DISCOURS DU PREMIER MINISTRE

Monsieur le Président,

Messieurs les chefs d’État et de gouvernement

Monsieur le Secrétaire général

Chers amis

Je suis très heureux d’être en Afrique aujourd’hui, pour mon premier Sommet de la Francophonie. La chaleur de l’accueil burkinabé est extraordinaire et je remercie le Président Compaoré pour toutes ses attentions à notre égard.

Je salue la “Patrie des personnes intègres, courageuses et dignes de respect”. C’est le nom de votre pays dans vos deux premières langues nationales, le Mossi et le Jula. Représentant un pays bilingue et multiculturel, je rends hommage à la diversité culturelle du pays qui nous accueille ainsi qu’à son attachement à la Francophonie qui nous réunit aujourd’hui.

Je salue aussi la présence de nouveaux membres et des pays observateurs, candidats à l’admission au sein de la Francophonie, notamment des pays d’Europe de l’Est et du Centre. Vous êtes les témoins de la vitalité de notre organisation.

Le Canada célèbre cette année le 400e anniversaire de l’implantation des premiers explorateurs français en terre acadienne, en 1604, par Samuel de Champlain et Pierre Dugas-Demons. Ce fut le véritable acte fondateur du Canada et point de départ de la Francophonie canadienne.

Nous avons fait du chemin depuis l’arrivée d’une poignée d’intrépides voyageurs en terre d’Amérique, sur “quelques arpents de neige”. Le fait français au Canada n’a jamais cessé de se développer. C’est au courage des Acadiens et à tous les francophones partout au Canada que je pense aujourd’hui quand j’exprime la fierté de diriger un pays moderne, bilingue et multiculturel.
———
Consignes de travail —
Indiquez par oui ou par non si chaque affirmation concorde avec le discours, en citant mot pour mot le passage qui tranche : 1. L'orateur participe à son premier Sommet de la Francophonie. 2. Les premiers explorateurs français se sont implantés en terre acadienne en 1704. 3. Le Mossi et le Jula sont présentés comme les deux premières langues nationales du pays hôte. Ce matériel n'a aucun lien avec le discours.

Extrait de données —
———
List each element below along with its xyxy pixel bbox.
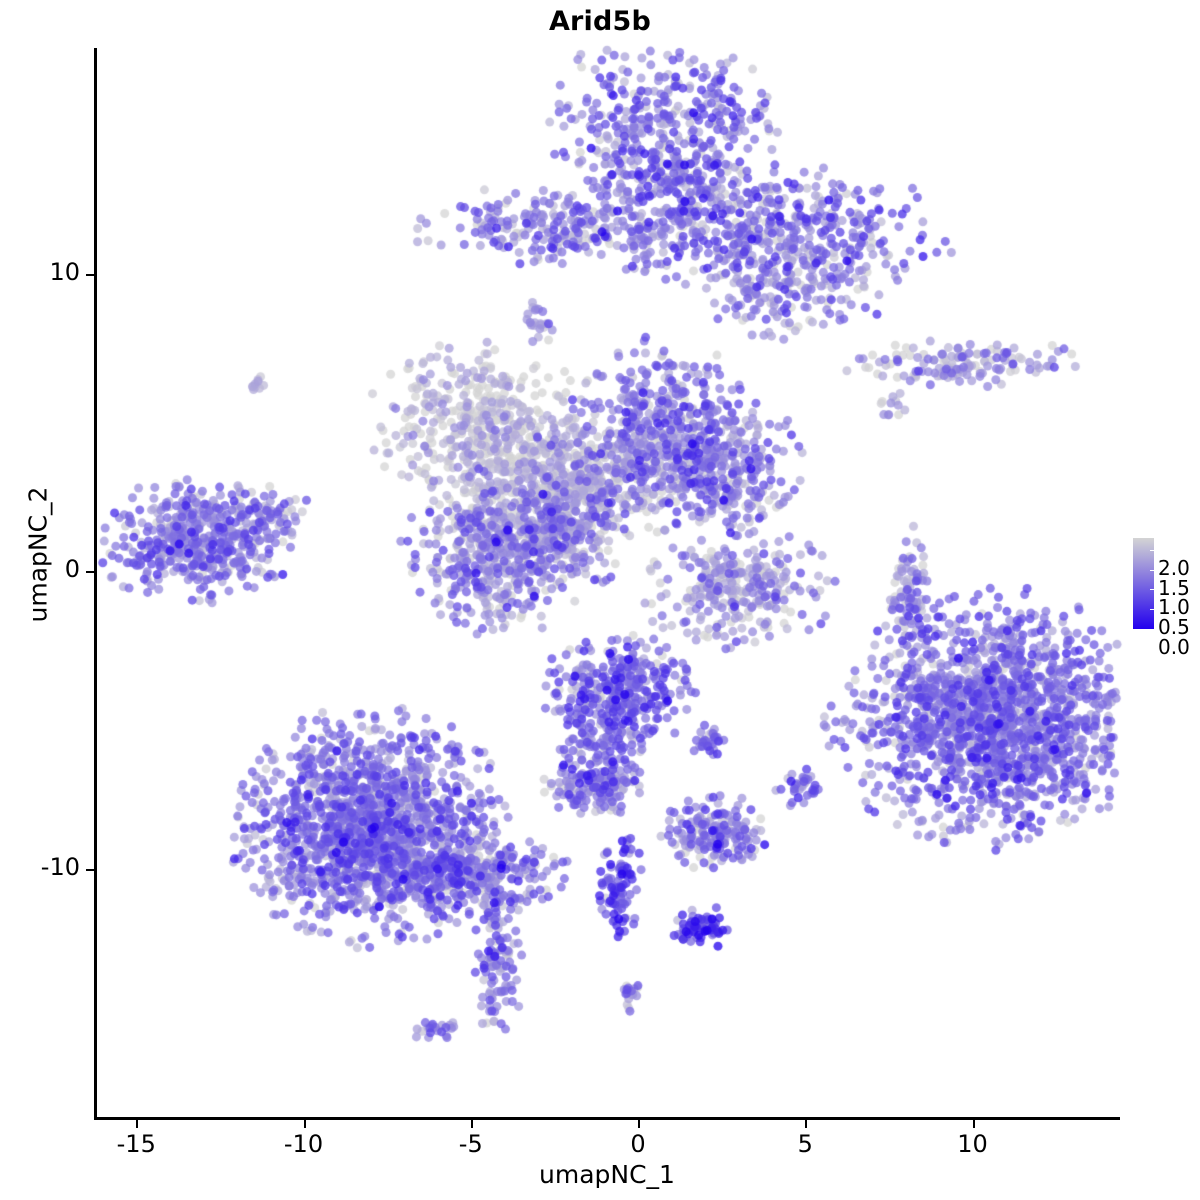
———
Réponse finale —
1. Oui : « pour mon premier Sommet de la Francophonie ».
2. Non : « en terre acadienne, en 1604 ».
3. Oui : « dans vos deux premières langues nationales, le Mossi et le Jula ».